§ **Records supplied**:
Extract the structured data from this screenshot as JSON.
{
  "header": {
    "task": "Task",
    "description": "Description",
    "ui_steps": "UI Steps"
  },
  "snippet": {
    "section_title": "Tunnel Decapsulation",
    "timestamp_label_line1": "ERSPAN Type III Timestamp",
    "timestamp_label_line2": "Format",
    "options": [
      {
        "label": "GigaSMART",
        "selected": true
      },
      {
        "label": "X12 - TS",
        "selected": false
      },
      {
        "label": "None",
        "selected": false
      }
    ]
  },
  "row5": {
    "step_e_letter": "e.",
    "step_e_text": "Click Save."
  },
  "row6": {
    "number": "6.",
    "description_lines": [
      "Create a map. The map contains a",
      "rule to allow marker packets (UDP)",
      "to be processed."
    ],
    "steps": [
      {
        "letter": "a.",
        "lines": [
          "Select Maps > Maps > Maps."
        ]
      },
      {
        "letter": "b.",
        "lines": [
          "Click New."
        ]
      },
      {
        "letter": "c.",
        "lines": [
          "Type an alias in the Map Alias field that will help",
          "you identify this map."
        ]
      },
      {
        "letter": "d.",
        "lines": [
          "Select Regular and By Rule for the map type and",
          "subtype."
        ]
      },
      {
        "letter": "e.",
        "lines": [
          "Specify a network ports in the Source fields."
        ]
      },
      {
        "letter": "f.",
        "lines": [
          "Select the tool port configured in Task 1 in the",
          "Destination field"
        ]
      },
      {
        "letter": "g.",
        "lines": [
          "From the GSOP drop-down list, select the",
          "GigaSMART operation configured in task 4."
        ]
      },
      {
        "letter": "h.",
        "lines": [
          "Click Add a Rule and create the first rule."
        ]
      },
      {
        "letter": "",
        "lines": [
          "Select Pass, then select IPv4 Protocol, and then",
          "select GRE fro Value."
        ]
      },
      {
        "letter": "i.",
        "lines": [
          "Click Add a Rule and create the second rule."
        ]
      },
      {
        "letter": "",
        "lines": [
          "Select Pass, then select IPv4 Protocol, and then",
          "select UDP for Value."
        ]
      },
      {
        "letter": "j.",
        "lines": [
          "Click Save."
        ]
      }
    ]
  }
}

§ **Task description**: Pull out every line containing "this".

§ **Task output**:
Extract the structured data from this screenshot as JSON.
          "you identify this map."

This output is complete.